_Task statement_
Return the entries verbatim and drop every picture.
▽
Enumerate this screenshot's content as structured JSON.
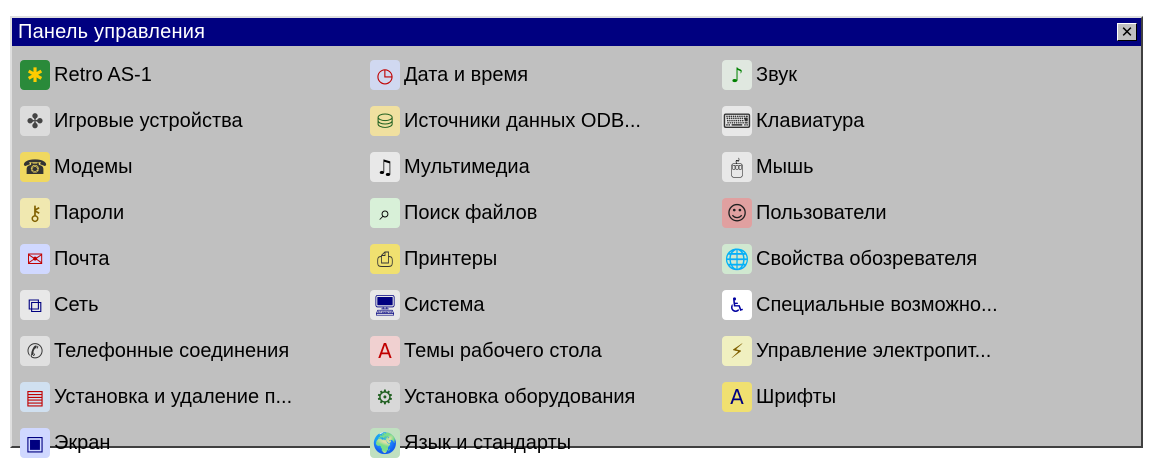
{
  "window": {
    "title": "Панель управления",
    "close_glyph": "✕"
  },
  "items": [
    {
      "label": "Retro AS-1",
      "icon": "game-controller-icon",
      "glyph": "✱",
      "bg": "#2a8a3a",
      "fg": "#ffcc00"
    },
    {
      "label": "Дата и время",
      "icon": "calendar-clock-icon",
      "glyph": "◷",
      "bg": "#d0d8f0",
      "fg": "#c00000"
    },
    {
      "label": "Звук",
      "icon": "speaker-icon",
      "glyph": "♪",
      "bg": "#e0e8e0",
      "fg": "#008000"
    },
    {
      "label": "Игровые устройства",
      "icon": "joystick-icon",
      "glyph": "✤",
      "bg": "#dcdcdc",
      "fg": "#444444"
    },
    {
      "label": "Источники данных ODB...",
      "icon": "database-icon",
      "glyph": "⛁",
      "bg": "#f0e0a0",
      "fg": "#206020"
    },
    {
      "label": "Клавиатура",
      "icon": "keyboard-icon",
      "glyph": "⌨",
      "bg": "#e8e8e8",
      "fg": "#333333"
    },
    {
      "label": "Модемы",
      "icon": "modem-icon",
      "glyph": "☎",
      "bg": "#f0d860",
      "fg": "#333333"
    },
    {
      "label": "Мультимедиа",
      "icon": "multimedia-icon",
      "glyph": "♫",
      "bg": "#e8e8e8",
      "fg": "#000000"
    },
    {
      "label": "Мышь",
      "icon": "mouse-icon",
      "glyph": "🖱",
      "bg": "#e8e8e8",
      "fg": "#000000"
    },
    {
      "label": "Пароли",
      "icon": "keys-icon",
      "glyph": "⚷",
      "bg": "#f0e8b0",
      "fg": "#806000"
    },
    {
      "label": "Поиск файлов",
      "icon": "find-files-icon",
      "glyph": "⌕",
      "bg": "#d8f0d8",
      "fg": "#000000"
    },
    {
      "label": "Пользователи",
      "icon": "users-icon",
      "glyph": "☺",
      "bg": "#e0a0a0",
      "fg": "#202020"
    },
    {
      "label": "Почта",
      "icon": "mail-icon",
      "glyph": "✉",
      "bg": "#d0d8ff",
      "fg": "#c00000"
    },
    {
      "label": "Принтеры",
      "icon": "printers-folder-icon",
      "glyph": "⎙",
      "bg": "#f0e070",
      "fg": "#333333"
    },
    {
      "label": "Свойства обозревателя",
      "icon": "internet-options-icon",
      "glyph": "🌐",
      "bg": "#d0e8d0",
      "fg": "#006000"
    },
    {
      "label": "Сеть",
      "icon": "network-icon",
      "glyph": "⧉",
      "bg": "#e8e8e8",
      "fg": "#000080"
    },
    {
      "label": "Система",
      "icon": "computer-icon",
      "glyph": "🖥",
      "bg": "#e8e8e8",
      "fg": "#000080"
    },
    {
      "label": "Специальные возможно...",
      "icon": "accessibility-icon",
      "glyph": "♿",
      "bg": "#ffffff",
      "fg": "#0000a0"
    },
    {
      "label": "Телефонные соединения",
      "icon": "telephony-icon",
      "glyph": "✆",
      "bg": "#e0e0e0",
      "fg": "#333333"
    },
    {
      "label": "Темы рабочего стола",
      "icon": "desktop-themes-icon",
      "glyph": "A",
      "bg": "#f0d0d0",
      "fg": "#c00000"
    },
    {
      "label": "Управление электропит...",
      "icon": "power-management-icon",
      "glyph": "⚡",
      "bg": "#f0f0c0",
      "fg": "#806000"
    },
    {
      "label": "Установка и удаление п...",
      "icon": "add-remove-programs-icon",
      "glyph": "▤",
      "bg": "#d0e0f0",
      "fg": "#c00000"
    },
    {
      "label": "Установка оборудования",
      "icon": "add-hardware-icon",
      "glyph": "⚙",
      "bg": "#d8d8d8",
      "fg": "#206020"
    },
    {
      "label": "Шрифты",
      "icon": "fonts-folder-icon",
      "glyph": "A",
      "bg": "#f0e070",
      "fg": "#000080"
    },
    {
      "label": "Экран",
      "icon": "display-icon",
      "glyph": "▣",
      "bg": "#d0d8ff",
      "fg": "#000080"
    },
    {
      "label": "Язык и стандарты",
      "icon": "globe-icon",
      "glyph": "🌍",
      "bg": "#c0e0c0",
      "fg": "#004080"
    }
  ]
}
△
_Written response_
Enumerate this screenshot's content as structured JSON.
{
  "window": {
    "title": "Панель управления",
    "close_glyph": "✕"
  },
  "items": [
    {
      "label": "Retro AS-1",
      "icon": "game-controller-icon",
      "glyph": "✱",
      "bg": "#2a8a3a",
      "fg": "#ffcc00"
    },
    {
      "label": "Дата и время",
      "icon": "calendar-clock-icon",
      "glyph": "◷",
      "bg": "#d0d8f0",
      "fg": "#c00000"
    },
    {
      "label": "Звук",
      "icon": "speaker-icon",
      "glyph": "♪",
      "bg": "#e0e8e0",
      "fg": "#008000"
    },
    {
      "label": "Игровые устройства",
      "icon": "joystick-icon",
      "glyph": "✤",
      "bg": "#dcdcdc",
      "fg": "#444444"
    },
    {
      "label": "Источники данных ODB...",
      "icon": "database-icon",
      "glyph": "⛁",
      "bg": "#f0e0a0",
      "fg": "#206020"
    },
    {
      "label": "Клавиатура",
      "icon": "keyboard-icon",
      "glyph": "⌨",
      "bg": "#e8e8e8",
      "fg": "#333333"
    },
    {
      "label": "Модемы",
      "icon": "modem-icon",
      "glyph": "☎",
      "bg": "#f0d860",
      "fg": "#333333"
    },
    {
      "label": "Мультимедиа",
      "icon": "multimedia-icon",
      "glyph": "♫",
      "bg": "#e8e8e8",
      "fg": "#000000"
    },
    {
      "label": "Мышь",
      "icon": "mouse-icon",
      "glyph": "🖱",
      "bg": "#e8e8e8",
      "fg": "#000000"
    },
    {
      "label": "Пароли",
      "icon": "keys-icon",
      "glyph": "⚷",
      "bg": "#f0e8b0",
      "fg": "#806000"
    },
    {
      "label": "Поиск файлов",
      "icon": "find-files-icon",
      "glyph": "⌕",
      "bg": "#d8f0d8",
      "fg": "#000000"
    },
    {
      "label": "Пользователи",
      "icon": "users-icon",
      "glyph": "☺",
      "bg": "#e0a0a0",
      "fg": "#202020"
    },
    {
      "label": "Почта",
      "icon": "mail-icon",
      "glyph": "✉",
      "bg": "#d0d8ff",
      "fg": "#c00000"
    },
    {
      "label": "Принтеры",
      "icon": "printers-folder-icon",
      "glyph": "⎙",
      "bg": "#f0e070",
      "fg": "#333333"
    },
    {
      "label": "Свойства обозревателя",
      "icon": "internet-options-icon",
      "glyph": "🌐",
      "bg": "#d0e8d0",
      "fg": "#006000"
    },
    {
      "label": "Сеть",
      "icon": "network-icon",
      "glyph": "⧉",
      "bg": "#e8e8e8",
      "fg": "#000080"
    },
    {
      "label": "Система",
      "icon": "computer-icon",
      "glyph": "🖥",
      "bg": "#e8e8e8",
      "fg": "#000080"
    },
    {
      "label": "Специальные возможно...",
      "icon": "accessibility-icon",
      "glyph": "♿",
      "bg": "#ffffff",
      "fg": "#0000a0"
    },
    {
      "label": "Телефонные соединения",
      "icon": "telephony-icon",
      "glyph": "✆",
      "bg": "#e0e0e0",
      "fg": "#333333"
    },
    {
      "label": "Темы рабочего стола",
      "icon": "desktop-themes-icon",
      "glyph": "A",
      "bg": "#f0d0d0",
      "fg": "#c00000"
    },
    {
      "label": "Управление электропит...",
      "icon": "power-management-icon",
      "glyph": "⚡",
      "bg": "#f0f0c0",
      "fg": "#806000"
    },
    {
      "label": "Установка и удаление п...",
      "icon": "add-remove-programs-icon",
      "glyph": "▤",
      "bg": "#d0e0f0",
      "fg": "#c00000"
    },
    {
      "label": "Установка оборудования",
      "icon": "add-hardware-icon",
      "glyph": "⚙",
      "bg": "#d8d8d8",
      "fg": "#206020"
    },
    {
      "label": "Шрифты",
      "icon": "fonts-folder-icon",
      "glyph": "A",
      "bg": "#f0e070",
      "fg": "#000080"
    },
    {
      "label": "Экран",
      "icon": "display-icon",
      "glyph": "▣",
      "bg": "#d0d8ff",
      "fg": "#000080"
    },
    {
      "label": "Язык и стандарты",
      "icon": "globe-icon",
      "glyph": "🌍",
      "bg": "#c0e0c0",
      "fg": "#004080"
    }
  ]
}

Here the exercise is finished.